*PROBLEM TO WORK ON*. Return each line of the listing below, unchanged, and omit the images.

*STORED DATA*.
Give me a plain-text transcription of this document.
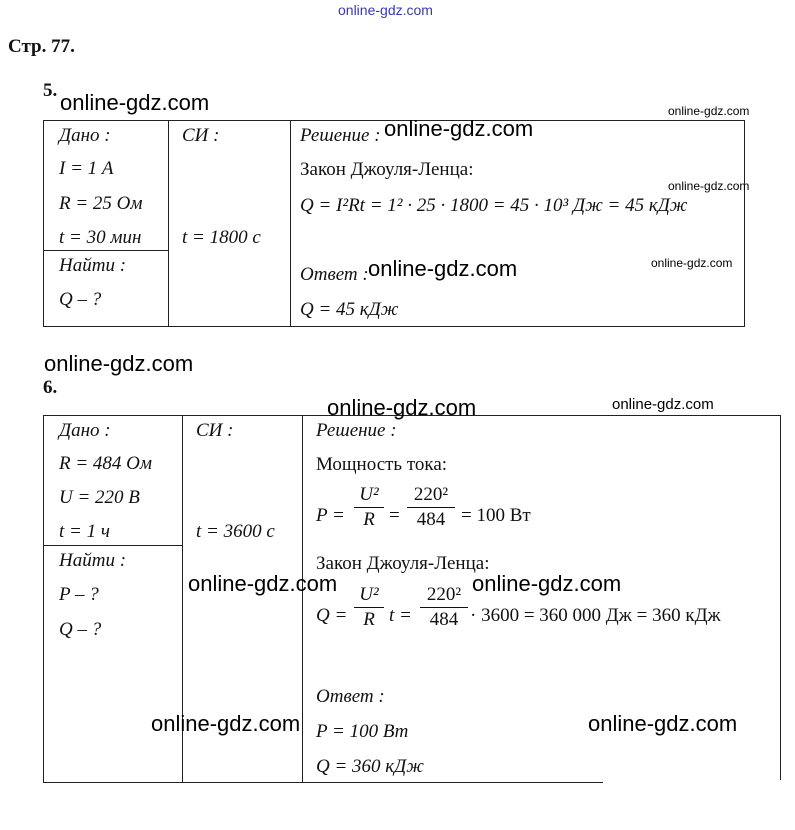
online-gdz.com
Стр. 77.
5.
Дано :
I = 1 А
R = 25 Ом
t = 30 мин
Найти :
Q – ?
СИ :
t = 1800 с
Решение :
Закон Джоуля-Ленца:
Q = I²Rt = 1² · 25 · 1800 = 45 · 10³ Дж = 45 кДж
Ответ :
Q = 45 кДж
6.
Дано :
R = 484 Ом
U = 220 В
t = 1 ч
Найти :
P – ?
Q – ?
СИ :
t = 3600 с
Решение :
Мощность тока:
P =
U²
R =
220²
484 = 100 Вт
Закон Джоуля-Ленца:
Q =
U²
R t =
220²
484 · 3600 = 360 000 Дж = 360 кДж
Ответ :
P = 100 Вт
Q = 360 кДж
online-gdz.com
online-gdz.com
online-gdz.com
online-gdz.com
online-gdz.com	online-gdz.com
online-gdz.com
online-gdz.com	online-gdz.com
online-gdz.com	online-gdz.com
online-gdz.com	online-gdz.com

*THE RESPONSE*.
Give me a plain-text transcription of this document.
online-gdz.com
Стр. 77.
5.
Дано :
I = 1 А
R = 25 Ом
t = 30 мин
Найти :
Q – ?
СИ :
t = 1800 с
Решение :
Закон Джоуля-Ленца:
Q = I²Rt = 1² · 25 · 1800 = 45 · 10³ Дж = 45 кДж
Ответ :
Q = 45 кДж
6.
Дано :
R = 484 Ом
U = 220 В
t = 1 ч
Найти :
P – ?
Q – ?
СИ :
t = 3600 с
Решение :
Мощность тока:
P =
U²
R =
220²
484 = 100 Вт
Закон Джоуля-Ленца:
Q =
U²
R t =
220²
484 · 3600 = 360 000 Дж = 360 кДж
Ответ :
P = 100 Вт
Q = 360 кДж
online-gdz.com
online-gdz.com
online-gdz.com
online-gdz.com
online-gdz.com	online-gdz.com
online-gdz.com
online-gdz.com	online-gdz.com
online-gdz.com	online-gdz.com
online-gdz.com	online-gdz.com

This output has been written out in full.